Directions
Repeat all entries exactly.

┄┄┄┄┄┄

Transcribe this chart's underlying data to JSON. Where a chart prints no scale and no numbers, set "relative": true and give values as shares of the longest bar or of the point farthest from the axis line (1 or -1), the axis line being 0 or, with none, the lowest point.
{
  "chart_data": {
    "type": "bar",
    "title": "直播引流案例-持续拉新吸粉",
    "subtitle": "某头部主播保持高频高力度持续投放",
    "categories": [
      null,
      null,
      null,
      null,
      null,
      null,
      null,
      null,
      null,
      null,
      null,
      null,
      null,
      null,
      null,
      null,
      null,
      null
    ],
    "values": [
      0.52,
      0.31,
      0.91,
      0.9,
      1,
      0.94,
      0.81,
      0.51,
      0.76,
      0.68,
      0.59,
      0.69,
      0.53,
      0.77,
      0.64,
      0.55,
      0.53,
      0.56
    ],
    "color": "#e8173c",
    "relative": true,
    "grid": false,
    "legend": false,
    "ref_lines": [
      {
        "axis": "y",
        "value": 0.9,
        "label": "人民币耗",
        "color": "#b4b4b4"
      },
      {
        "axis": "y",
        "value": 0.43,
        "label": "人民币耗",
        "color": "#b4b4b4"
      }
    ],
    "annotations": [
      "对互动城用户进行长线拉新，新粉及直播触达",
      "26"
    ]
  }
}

┄┄┄┄┄┄

Finished answer
Transcribe this chart's underlying data to JSON. Where a chart prints no scale and no numbers, set "relative": true and give values as shares of the longest bar or of the point farthest from the axis line (1 or -1), the axis line being 0 or, with none, the lowest point.
{
  "chart_data": {
    "type": "bar",
    "title": "直播引流案例-持续拉新吸粉",
    "subtitle": "某头部主播保持高频高力度持续投放",
    "categories": [
      null,
      null,
      null,
      null,
      null,
      null,
      null,
      null,
      null,
      null,
      null,
      null,
      null,
      null,
      null,
      null,
      null,
      null
    ],
    "values": [
      0.52,
      0.31,
      0.91,
      0.9,
      1,
      0.94,
      0.81,
      0.51,
      0.76,
      0.68,
      0.59,
      0.69,
      0.53,
      0.77,
      0.64,
      0.55,
      0.53,
      0.56
    ],
    "color": "#e8173c",
    "relative": true,
    "grid": false,
    "legend": false,
    "ref_lines": [
      {
        "axis": "y",
        "value": 0.9,
        "label": "人民币耗",
        "color": "#b4b4b4"
      },
      {
        "axis": "y",
        "value": 0.43,
        "label": "人民币耗",
        "color": "#b4b4b4"
      }
    ],
    "annotations": [
      "对互动城用户进行长线拉新，新粉及直播触达",
      "26"
    ]
  }
}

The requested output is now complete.